● Records to process:

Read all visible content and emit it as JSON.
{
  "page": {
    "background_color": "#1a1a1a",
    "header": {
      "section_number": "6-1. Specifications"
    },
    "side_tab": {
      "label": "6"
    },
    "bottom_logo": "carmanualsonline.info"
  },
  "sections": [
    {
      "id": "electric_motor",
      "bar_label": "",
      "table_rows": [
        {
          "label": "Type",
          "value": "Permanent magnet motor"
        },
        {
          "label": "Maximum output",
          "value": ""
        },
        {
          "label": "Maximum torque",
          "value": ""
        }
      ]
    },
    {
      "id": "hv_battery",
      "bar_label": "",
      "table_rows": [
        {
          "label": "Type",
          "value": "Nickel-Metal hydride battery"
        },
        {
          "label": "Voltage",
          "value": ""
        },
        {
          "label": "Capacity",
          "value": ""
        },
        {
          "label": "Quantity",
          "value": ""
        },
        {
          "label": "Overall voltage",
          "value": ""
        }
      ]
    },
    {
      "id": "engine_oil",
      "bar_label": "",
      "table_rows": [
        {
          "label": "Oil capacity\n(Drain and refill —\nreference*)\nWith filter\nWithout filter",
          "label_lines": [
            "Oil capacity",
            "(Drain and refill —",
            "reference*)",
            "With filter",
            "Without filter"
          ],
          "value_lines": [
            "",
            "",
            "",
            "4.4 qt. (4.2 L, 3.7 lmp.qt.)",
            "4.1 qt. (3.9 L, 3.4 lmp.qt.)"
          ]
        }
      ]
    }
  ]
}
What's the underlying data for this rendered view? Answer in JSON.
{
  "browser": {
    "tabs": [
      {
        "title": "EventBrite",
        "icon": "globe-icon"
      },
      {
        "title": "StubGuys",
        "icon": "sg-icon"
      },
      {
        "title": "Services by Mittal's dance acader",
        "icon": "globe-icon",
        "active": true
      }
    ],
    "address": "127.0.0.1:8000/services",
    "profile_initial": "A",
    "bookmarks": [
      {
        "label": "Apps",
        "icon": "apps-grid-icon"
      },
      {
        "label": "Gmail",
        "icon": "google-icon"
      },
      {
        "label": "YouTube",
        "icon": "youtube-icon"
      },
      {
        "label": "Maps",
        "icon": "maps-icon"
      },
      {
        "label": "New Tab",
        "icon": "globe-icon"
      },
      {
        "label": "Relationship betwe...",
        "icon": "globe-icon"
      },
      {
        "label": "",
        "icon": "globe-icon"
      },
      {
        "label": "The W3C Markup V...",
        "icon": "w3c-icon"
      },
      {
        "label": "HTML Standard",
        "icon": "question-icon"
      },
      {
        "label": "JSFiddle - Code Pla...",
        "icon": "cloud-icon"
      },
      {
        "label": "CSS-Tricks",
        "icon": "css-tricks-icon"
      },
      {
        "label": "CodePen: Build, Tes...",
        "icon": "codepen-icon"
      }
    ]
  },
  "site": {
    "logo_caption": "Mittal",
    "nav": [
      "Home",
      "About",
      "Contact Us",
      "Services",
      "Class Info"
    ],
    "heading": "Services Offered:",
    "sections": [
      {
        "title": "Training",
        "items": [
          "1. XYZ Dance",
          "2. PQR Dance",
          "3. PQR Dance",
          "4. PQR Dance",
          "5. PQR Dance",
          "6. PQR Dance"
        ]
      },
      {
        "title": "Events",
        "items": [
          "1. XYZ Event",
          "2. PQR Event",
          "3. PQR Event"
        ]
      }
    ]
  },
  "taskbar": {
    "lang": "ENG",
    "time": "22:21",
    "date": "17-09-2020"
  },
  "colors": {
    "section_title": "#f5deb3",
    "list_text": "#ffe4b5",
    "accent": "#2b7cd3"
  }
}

● Requirements:
Print the complete listing again, exactly as it stands.

● Expected answer:
Read all visible content and emit it as JSON.
{
  "page": {
    "background_color": "#1a1a1a",
    "header": {
      "section_number": "6-1. Specifications"
    },
    "side_tab": {
      "label": "6"
    },
    "bottom_logo": "carmanualsonline.info"
  },
  "sections": [
    {
      "id": "electric_motor",
      "bar_label": "",
      "table_rows": [
        {
          "label": "Type",
          "value": "Permanent magnet motor"
        },
        {
          "label": "Maximum output",
          "value": ""
        },
        {
          "label": "Maximum torque",
          "value": ""
        }
      ]
    },
    {
      "id": "hv_battery",
      "bar_label": "",
      "table_rows": [
        {
          "label": "Type",
          "value": "Nickel-Metal hydride battery"
        },
        {
          "label": "Voltage",
          "value": ""
        },
        {
          "label": "Capacity",
          "value": ""
        },
        {
          "label": "Quantity",
          "value": ""
        },
        {
          "label": "Overall voltage",
          "value": ""
        }
      ]
    },
    {
      "id": "engine_oil",
      "bar_label": "",
      "table_rows": [
        {
          "label": "Oil capacity\n(Drain and refill —\nreference*)\nWith filter\nWithout filter",
          "label_lines": [
            "Oil capacity",
            "(Drain and refill —",
            "reference*)",
            "With filter",
            "Without filter"
          ],
          "value_lines": [
            "",
            "",
            "",
            "4.4 qt. (4.2 L, 3.7 lmp.qt.)",
            "4.1 qt. (3.9 L, 3.4 lmp.qt.)"
          ]
        }
      ]
    }
  ]
}
What's the underlying data for this rendered view? Answer in JSON.
{
  "browser": {
    "tabs": [
      {
        "title": "EventBrite",
        "icon": "globe-icon"
      },
      {
        "title": "StubGuys",
        "icon": "sg-icon"
      },
      {
        "title": "Services by Mittal's dance acader",
        "icon": "globe-icon",
        "active": true
      }
    ],
    "address": "127.0.0.1:8000/services",
    "profile_initial": "A",
    "bookmarks": [
      {
        "label": "Apps",
        "icon": "apps-grid-icon"
      },
      {
        "label": "Gmail",
        "icon": "google-icon"
      },
      {
        "label": "YouTube",
        "icon": "youtube-icon"
      },
      {
        "label": "Maps",
        "icon": "maps-icon"
      },
      {
        "label": "New Tab",
        "icon": "globe-icon"
      },
      {
        "label": "Relationship betwe...",
        "icon": "globe-icon"
      },
      {
        "label": "",
        "icon": "globe-icon"
      },
      {
        "label": "The W3C Markup V...",
        "icon": "w3c-icon"
      },
      {
        "label": "HTML Standard",
        "icon": "question-icon"
      },
      {
        "label": "JSFiddle - Code Pla...",
        "icon": "cloud-icon"
      },
      {
        "label": "CSS-Tricks",
        "icon": "css-tricks-icon"
      },
      {
        "label": "CodePen: Build, Tes...",
        "icon": "codepen-icon"
      }
    ]
  },
  "site": {
    "logo_caption": "Mittal",
    "nav": [
      "Home",
      "About",
      "Contact Us",
      "Services",
      "Class Info"
    ],
    "heading": "Services Offered:",
    "sections": [
      {
        "title": "Training",
        "items": [
          "1. XYZ Dance",
          "2. PQR Dance",
          "3. PQR Dance",
          "4. PQR Dance",
          "5. PQR Dance",
          "6. PQR Dance"
        ]
      },
      {
        "title": "Events",
        "items": [
          "1. XYZ Event",
          "2. PQR Event",
          "3. PQR Event"
        ]
      }
    ]
  },
  "taskbar": {
    "lang": "ENG",
    "time": "22:21",
    "date": "17-09-2020"
  },
  "colors": {
    "section_title": "#f5deb3",
    "list_text": "#ffe4b5",
    "accent": "#2b7cd3"
  }
}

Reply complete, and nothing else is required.